DATASET RECORDS.
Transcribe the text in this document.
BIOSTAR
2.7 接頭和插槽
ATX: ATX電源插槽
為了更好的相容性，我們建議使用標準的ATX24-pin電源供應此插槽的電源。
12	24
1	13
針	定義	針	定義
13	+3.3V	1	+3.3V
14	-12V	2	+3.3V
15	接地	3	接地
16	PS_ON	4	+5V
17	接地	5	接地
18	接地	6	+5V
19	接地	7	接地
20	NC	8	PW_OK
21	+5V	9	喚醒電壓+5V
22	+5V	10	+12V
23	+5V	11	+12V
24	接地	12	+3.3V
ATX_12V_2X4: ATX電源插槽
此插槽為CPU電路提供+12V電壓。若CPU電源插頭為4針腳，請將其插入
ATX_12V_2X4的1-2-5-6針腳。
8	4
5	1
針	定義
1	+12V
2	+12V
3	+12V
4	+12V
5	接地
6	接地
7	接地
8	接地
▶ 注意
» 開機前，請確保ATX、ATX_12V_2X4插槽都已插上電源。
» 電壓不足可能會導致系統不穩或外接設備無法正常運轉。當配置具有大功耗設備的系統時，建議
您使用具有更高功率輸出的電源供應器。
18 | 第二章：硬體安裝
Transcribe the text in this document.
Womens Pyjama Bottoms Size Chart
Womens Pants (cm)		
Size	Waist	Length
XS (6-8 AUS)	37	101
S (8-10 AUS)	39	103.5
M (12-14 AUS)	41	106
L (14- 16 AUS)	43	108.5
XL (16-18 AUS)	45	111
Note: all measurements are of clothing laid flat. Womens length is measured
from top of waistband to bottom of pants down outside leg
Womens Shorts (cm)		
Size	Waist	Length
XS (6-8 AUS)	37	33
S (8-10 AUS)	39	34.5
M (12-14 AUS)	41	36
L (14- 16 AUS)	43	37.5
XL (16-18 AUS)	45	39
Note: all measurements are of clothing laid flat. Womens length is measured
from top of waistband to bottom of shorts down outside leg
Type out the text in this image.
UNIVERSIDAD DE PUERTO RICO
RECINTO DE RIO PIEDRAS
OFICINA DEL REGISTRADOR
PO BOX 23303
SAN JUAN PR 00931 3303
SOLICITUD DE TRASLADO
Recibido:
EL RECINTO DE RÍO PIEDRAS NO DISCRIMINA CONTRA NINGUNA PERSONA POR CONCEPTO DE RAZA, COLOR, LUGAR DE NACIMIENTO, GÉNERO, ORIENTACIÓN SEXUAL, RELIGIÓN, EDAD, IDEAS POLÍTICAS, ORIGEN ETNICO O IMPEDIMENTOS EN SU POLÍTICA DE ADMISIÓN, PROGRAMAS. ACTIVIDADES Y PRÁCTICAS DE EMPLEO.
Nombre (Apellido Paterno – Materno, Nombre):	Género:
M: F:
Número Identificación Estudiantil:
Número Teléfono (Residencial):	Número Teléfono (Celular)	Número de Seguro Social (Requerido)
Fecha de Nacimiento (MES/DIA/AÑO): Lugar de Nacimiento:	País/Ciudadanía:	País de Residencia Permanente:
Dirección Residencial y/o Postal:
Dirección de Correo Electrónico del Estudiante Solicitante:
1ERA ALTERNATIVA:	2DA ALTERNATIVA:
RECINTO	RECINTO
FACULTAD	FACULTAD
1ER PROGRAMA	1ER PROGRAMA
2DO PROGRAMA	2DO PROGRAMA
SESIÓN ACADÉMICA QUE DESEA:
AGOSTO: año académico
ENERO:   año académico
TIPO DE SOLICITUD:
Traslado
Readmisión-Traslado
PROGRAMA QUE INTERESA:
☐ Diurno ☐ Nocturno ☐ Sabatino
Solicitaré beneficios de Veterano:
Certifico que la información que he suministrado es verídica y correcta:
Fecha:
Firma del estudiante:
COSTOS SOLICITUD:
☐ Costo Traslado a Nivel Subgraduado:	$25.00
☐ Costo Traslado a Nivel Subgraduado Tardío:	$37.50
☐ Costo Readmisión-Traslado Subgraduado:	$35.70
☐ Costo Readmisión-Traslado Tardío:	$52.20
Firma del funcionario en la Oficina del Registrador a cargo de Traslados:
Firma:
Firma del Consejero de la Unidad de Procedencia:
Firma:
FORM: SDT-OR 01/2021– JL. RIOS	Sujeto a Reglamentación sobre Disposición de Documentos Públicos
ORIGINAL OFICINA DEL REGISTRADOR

TO DO. Reproduce the full set of records precisely.

THE ANSWER.
Transcribe the text in this document.
BIOSTAR
2.7 接頭和插槽
ATX: ATX電源插槽
為了更好的相容性，我們建議使用標準的ATX24-pin電源供應此插槽的電源。
12	24
1	13
針	定義	針	定義
13	+3.3V	1	+3.3V
14	-12V	2	+3.3V
15	接地	3	接地
16	PS_ON	4	+5V
17	接地	5	接地
18	接地	6	+5V
19	接地	7	接地
20	NC	8	PW_OK
21	+5V	9	喚醒電壓+5V
22	+5V	10	+12V
23	+5V	11	+12V
24	接地	12	+3.3V
ATX_12V_2X4: ATX電源插槽
此插槽為CPU電路提供+12V電壓。若CPU電源插頭為4針腳，請將其插入
ATX_12V_2X4的1-2-5-6針腳。
8	4
5	1
針	定義
1	+12V
2	+12V
3	+12V
4	+12V
5	接地
6	接地
7	接地
8	接地
▶ 注意
» 開機前，請確保ATX、ATX_12V_2X4插槽都已插上電源。
» 電壓不足可能會導致系統不穩或外接設備無法正常運轉。當配置具有大功耗設備的系統時，建議
您使用具有更高功率輸出的電源供應器。
18 | 第二章：硬體安裝
Transcribe the text in this document.
Womens Pyjama Bottoms Size Chart
Womens Pants (cm)		
Size	Waist	Length
XS (6-8 AUS)	37	101
S (8-10 AUS)	39	103.5
M (12-14 AUS)	41	106
L (14- 16 AUS)	43	108.5
XL (16-18 AUS)	45	111
Note: all measurements are of clothing laid flat. Womens length is measured
from top of waistband to bottom of pants down outside leg
Womens Shorts (cm)		
Size	Waist	Length
XS (6-8 AUS)	37	33
S (8-10 AUS)	39	34.5
M (12-14 AUS)	41	36
L (14- 16 AUS)	43	37.5
XL (16-18 AUS)	45	39
Note: all measurements are of clothing laid flat. Womens length is measured
from top of waistband to bottom of shorts down outside leg
Type out the text in this image.
UNIVERSIDAD DE PUERTO RICO
RECINTO DE RIO PIEDRAS
OFICINA DEL REGISTRADOR
PO BOX 23303
SAN JUAN PR 00931 3303
SOLICITUD DE TRASLADO
Recibido:
EL RECINTO DE RÍO PIEDRAS NO DISCRIMINA CONTRA NINGUNA PERSONA POR CONCEPTO DE RAZA, COLOR, LUGAR DE NACIMIENTO, GÉNERO, ORIENTACIÓN SEXUAL, RELIGIÓN, EDAD, IDEAS POLÍTICAS, ORIGEN ETNICO O IMPEDIMENTOS EN SU POLÍTICA DE ADMISIÓN, PROGRAMAS. ACTIVIDADES Y PRÁCTICAS DE EMPLEO.
Nombre (Apellido Paterno – Materno, Nombre):	Género:
M: F:
Número Identificación Estudiantil:
Número Teléfono (Residencial):	Número Teléfono (Celular)	Número de Seguro Social (Requerido)
Fecha de Nacimiento (MES/DIA/AÑO): Lugar de Nacimiento:	País/Ciudadanía:	País de Residencia Permanente:
Dirección Residencial y/o Postal:
Dirección de Correo Electrónico del Estudiante Solicitante:
1ERA ALTERNATIVA:	2DA ALTERNATIVA:
RECINTO	RECINTO
FACULTAD	FACULTAD
1ER PROGRAMA	1ER PROGRAMA
2DO PROGRAMA	2DO PROGRAMA
SESIÓN ACADÉMICA QUE DESEA:
AGOSTO: año académico
ENERO:   año académico
TIPO DE SOLICITUD:
Traslado
Readmisión-Traslado
PROGRAMA QUE INTERESA:
☐ Diurno ☐ Nocturno ☐ Sabatino
Solicitaré beneficios de Veterano:
Certifico que la información que he suministrado es verídica y correcta:
Fecha:
Firma del estudiante:
COSTOS SOLICITUD:
☐ Costo Traslado a Nivel Subgraduado:	$25.00
☐ Costo Traslado a Nivel Subgraduado Tardío:	$37.50
☐ Costo Readmisión-Traslado Subgraduado:	$35.70
☐ Costo Readmisión-Traslado Tardío:	$52.20
Firma del funcionario en la Oficina del Registrador a cargo de Traslados:
Firma:
Firma del Consejero de la Unidad de Procedencia:
Firma:
FORM: SDT-OR 01/2021– JL. RIOS	Sujeto a Reglamentación sobre Disposición de Documentos Públicos
ORIGINAL OFICINA DEL REGISTRADOR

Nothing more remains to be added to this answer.